◆ WORK ORDER ◆
The answer must consist of every line from the entries below that contains the word "Theatricus".

ENTRIES SUPPLIED Block Start

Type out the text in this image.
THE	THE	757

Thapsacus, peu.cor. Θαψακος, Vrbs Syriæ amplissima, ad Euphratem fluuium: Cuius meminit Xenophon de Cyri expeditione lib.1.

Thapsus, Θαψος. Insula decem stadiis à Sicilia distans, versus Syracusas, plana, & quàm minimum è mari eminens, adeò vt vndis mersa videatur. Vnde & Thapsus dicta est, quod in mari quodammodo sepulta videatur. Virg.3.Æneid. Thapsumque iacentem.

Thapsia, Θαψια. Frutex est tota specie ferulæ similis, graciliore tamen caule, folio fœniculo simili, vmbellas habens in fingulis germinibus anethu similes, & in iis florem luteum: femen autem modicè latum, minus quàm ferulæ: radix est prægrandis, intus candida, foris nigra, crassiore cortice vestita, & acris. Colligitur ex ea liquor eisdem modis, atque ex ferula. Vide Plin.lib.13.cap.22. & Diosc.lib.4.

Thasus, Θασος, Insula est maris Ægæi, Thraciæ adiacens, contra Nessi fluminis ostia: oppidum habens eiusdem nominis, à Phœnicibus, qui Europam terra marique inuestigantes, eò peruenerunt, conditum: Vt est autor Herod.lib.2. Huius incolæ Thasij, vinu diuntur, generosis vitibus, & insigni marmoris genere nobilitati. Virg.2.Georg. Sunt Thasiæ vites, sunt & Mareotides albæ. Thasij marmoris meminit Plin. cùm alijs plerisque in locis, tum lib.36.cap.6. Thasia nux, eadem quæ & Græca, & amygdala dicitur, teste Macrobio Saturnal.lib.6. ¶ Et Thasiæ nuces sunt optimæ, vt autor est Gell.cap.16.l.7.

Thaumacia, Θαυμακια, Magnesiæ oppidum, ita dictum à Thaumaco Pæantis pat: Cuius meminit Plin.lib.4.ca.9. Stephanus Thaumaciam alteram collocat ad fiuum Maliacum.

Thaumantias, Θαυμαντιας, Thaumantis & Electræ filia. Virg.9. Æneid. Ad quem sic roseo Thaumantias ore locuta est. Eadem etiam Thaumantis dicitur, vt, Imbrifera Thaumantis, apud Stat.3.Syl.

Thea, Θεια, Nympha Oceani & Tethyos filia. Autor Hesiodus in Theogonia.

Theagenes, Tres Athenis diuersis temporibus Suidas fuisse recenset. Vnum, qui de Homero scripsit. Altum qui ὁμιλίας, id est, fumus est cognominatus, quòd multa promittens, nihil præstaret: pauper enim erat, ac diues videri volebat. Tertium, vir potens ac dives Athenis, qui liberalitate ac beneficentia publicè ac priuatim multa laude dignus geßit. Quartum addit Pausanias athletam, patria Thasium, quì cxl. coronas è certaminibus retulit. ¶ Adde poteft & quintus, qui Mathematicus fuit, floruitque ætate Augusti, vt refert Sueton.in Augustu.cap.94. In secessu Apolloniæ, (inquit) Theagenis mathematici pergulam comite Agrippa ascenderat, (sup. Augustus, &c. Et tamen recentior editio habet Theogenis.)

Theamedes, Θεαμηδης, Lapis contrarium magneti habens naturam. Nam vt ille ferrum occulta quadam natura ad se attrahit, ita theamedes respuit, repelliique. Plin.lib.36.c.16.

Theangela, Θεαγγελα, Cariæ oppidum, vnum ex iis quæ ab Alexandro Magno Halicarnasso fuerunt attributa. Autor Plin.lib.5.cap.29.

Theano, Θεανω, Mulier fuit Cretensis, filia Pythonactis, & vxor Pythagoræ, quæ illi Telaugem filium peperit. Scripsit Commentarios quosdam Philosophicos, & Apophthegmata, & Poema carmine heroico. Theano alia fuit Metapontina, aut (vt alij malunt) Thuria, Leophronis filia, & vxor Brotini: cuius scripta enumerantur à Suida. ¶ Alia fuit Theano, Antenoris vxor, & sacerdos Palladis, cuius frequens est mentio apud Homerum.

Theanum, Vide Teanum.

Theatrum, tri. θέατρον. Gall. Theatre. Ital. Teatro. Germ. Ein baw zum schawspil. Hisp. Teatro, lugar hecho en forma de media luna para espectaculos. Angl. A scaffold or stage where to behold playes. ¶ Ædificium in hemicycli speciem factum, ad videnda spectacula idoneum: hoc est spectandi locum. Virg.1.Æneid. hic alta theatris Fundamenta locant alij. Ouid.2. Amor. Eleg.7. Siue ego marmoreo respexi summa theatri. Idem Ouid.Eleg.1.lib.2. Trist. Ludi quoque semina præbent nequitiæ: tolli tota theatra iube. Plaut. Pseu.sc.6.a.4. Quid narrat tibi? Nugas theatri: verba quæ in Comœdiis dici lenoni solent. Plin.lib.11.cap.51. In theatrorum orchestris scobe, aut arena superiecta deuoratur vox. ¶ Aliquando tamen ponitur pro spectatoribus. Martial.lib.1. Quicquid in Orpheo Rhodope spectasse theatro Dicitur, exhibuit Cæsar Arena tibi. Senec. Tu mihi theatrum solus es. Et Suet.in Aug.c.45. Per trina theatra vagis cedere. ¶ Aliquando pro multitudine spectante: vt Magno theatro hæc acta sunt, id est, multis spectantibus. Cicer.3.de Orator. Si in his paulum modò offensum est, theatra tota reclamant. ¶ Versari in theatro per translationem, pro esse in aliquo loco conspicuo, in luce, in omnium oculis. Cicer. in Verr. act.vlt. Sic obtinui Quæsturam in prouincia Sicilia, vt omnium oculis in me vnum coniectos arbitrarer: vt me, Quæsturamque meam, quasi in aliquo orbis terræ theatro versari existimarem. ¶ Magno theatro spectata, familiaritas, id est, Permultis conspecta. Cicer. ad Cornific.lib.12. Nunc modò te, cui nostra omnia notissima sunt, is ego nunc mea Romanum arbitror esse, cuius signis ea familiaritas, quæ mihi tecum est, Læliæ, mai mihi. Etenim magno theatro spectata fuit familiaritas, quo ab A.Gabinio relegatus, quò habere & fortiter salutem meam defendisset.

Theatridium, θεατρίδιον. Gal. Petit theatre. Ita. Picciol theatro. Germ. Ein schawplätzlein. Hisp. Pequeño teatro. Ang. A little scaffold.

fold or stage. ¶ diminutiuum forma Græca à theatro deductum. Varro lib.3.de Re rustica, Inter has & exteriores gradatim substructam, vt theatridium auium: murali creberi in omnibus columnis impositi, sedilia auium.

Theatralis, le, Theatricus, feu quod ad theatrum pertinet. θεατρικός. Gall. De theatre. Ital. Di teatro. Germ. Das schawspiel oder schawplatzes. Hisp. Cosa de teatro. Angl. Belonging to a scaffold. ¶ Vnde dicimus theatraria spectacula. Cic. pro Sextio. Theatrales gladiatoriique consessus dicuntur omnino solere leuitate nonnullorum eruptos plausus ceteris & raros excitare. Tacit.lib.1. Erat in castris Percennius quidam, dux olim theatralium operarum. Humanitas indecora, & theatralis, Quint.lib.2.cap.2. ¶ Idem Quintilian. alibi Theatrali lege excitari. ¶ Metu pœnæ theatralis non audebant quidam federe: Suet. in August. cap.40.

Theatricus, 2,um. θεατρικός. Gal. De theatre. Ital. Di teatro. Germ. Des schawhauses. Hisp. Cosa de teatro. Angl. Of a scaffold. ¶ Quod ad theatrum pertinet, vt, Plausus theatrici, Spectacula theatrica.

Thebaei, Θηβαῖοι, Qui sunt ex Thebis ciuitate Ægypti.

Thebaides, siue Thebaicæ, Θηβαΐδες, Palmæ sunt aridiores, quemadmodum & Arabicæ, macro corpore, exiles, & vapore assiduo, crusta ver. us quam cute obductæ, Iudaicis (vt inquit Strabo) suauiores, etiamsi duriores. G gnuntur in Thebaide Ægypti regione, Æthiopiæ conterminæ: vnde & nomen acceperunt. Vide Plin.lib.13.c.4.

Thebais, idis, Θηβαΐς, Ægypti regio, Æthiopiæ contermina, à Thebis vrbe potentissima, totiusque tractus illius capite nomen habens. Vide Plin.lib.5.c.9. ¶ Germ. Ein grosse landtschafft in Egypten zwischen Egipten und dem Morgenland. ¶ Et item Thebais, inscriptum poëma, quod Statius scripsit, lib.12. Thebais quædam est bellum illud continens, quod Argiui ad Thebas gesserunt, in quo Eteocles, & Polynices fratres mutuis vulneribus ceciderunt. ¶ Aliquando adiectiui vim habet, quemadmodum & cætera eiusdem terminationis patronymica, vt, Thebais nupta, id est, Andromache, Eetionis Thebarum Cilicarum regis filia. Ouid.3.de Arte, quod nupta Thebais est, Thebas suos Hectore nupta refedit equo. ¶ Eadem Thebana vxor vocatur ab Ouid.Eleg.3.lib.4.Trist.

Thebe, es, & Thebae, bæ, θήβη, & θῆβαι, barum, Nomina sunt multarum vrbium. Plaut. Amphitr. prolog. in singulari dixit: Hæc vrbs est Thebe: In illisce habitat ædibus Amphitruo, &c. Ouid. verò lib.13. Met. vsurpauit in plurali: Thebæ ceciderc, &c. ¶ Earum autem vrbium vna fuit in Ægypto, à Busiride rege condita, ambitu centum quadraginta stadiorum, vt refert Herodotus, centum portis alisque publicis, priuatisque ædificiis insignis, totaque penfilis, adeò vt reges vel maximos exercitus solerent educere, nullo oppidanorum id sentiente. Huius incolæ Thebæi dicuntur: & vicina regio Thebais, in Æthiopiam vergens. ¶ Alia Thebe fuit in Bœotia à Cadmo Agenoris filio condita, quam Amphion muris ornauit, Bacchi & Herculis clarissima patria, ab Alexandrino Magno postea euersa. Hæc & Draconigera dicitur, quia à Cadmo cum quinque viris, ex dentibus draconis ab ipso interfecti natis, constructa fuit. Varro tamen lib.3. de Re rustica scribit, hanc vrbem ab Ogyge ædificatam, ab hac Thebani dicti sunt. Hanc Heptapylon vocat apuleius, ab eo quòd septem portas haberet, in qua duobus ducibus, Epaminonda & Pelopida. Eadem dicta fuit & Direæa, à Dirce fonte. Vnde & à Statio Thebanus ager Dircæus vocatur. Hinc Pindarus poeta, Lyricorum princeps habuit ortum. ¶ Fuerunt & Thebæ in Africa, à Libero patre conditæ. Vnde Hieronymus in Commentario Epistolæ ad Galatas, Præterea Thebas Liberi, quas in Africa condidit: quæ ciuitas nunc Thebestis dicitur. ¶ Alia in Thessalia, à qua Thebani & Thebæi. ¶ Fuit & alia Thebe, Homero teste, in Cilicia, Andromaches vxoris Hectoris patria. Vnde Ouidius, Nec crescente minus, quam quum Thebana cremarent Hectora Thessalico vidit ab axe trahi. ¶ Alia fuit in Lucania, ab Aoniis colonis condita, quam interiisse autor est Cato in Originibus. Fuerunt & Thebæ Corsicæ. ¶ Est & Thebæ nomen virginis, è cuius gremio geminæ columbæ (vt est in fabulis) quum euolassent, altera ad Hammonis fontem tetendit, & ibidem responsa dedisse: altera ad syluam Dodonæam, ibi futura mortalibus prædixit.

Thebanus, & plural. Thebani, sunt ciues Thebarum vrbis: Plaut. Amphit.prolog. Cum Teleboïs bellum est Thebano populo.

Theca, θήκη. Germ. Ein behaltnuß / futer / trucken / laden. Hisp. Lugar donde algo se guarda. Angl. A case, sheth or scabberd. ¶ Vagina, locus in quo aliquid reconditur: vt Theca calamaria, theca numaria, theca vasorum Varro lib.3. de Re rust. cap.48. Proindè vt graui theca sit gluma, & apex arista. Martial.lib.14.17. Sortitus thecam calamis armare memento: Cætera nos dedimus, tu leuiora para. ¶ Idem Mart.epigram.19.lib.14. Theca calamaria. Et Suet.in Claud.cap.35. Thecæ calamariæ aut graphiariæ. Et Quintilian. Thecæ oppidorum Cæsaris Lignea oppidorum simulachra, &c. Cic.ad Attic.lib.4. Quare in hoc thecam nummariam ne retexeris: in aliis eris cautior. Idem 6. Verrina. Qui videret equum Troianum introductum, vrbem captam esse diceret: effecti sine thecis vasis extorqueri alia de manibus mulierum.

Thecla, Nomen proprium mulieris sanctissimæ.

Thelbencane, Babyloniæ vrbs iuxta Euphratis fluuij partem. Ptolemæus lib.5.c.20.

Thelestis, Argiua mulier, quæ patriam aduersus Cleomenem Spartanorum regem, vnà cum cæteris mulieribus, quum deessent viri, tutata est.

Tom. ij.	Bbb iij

ENTRIES SUPPLIED Block End

◆ TASK OUTPUT ◆
Theatralis, le, Theatricus, feu quod ad theatrum pertinet. θεατρικός. Gall. De theatre. Ital. Di teatro. Germ. Das schawspiel oder schawplatzes. Hisp. Cosa de teatro. Angl. Belonging to a scaffold. ¶ Vnde dicimus theatraria spectacula. Cic. pro Sextio. Theatrales gladiatoriique consessus dicuntur omnino solere leuitate nonnullorum eruptos plausus ceteris & raros excitare. Tacit.lib.1. Erat in castris Percennius quidam, dux olim theatralium operarum. Humanitas indecora, & theatralis, Quint.lib.2.cap.2. ¶ Idem Quintilian. alibi Theatrali lege excitari. ¶ Metu pœnæ theatralis non audebant quidam federe: Suet. in August. cap.40.
Theatricus, 2,um. θεατρικός. Gal. De theatre. Ital. Di teatro. Germ. Des schawhauses. Hisp. Cosa de teatro. Angl. Of a scaffold. ¶ Quod ad theatrum pertinet, vt, Plausus theatrici, Spectacula theatrica.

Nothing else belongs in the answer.